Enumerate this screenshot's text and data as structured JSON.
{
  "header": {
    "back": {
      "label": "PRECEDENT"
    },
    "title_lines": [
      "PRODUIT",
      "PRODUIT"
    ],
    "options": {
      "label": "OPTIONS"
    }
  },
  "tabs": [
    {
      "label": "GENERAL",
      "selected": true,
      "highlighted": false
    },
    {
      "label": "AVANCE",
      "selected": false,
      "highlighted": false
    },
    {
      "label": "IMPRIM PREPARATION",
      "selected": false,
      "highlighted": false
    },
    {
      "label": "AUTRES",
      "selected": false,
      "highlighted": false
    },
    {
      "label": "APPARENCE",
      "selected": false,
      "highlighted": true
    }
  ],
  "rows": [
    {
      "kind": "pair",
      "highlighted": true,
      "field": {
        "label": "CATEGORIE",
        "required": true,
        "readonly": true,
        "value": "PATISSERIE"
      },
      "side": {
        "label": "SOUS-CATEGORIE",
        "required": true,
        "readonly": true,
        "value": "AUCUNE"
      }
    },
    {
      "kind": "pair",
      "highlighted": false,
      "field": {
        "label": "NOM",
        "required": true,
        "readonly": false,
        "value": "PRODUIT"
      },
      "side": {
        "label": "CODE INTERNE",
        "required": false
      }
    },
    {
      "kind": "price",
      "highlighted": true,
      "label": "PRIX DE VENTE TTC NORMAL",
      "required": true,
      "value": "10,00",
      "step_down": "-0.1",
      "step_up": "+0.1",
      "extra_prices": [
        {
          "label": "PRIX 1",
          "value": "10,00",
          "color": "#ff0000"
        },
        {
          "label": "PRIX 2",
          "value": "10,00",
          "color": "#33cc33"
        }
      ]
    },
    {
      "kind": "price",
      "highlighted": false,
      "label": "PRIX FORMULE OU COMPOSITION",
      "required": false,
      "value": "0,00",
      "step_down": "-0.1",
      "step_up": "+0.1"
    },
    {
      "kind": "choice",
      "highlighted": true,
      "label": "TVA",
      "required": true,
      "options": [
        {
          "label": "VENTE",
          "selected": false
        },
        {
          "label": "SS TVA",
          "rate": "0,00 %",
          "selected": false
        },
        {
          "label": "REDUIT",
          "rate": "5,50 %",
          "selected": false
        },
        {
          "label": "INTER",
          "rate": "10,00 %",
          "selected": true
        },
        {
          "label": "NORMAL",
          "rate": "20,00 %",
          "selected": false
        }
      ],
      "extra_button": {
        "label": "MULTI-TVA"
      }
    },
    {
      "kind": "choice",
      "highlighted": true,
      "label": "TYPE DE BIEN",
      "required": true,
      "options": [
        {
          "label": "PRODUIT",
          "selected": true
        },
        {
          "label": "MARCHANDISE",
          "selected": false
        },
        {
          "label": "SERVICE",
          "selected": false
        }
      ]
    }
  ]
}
--*--
• _Task to complete_:
Retype the material in full, character for character.

• _Exercise response_:
Enumerate this screenshot's text and data as structured JSON.
{
  "header": {
    "back": {
      "label": "PRECEDENT"
    },
    "title_lines": [
      "PRODUIT",
      "PRODUIT"
    ],
    "options": {
      "label": "OPTIONS"
    }
  },
  "tabs": [
    {
      "label": "GENERAL",
      "selected": true,
      "highlighted": false
    },
    {
      "label": "AVANCE",
      "selected": false,
      "highlighted": false
    },
    {
      "label": "IMPRIM PREPARATION",
      "selected": false,
      "highlighted": false
    },
    {
      "label": "AUTRES",
      "selected": false,
      "highlighted": false
    },
    {
      "label": "APPARENCE",
      "selected": false,
      "highlighted": true
    }
  ],
  "rows": [
    {
      "kind": "pair",
      "highlighted": true,
      "field": {
        "label": "CATEGORIE",
        "required": true,
        "readonly": true,
        "value": "PATISSERIE"
      },
      "side": {
        "label": "SOUS-CATEGORIE",
        "required": true,
        "readonly": true,
        "value": "AUCUNE"
      }
    },
    {
      "kind": "pair",
      "highlighted": false,
      "field": {
        "label": "NOM",
        "required": true,
        "readonly": false,
        "value": "PRODUIT"
      },
      "side": {
        "label": "CODE INTERNE",
        "required": false
      }
    },
    {
      "kind": "price",
      "highlighted": true,
      "label": "PRIX DE VENTE TTC NORMAL",
      "required": true,
      "value": "10,00",
      "step_down": "-0.1",
      "step_up": "+0.1",
      "extra_prices": [
        {
          "label": "PRIX 1",
          "value": "10,00",
          "color": "#ff0000"
        },
        {
          "label": "PRIX 2",
          "value": "10,00",
          "color": "#33cc33"
        }
      ]
    },
    {
      "kind": "price",
      "highlighted": false,
      "label": "PRIX FORMULE OU COMPOSITION",
      "required": false,
      "value": "0,00",
      "step_down": "-0.1",
      "step_up": "+0.1"
    },
    {
      "kind": "choice",
      "highlighted": true,
      "label": "TVA",
      "required": true,
      "options": [
        {
          "label": "VENTE",
          "selected": false
        },
        {
          "label": "SS TVA",
          "rate": "0,00 %",
          "selected": false
        },
        {
          "label": "REDUIT",
          "rate": "5,50 %",
          "selected": false
        },
        {
          "label": "INTER",
          "rate": "10,00 %",
          "selected": true
        },
        {
          "label": "NORMAL",
          "rate": "20,00 %",
          "selected": false
        }
      ],
      "extra_button": {
        "label": "MULTI-TVA"
      }
    },
    {
      "kind": "choice",
      "highlighted": true,
      "label": "TYPE DE BIEN",
      "required": true,
      "options": [
        {
          "label": "PRODUIT",
          "selected": true
        },
        {
          "label": "MARCHANDISE",
          "selected": false
        },
        {
          "label": "SERVICE",
          "selected": false
        }
      ]
    }
  ]
}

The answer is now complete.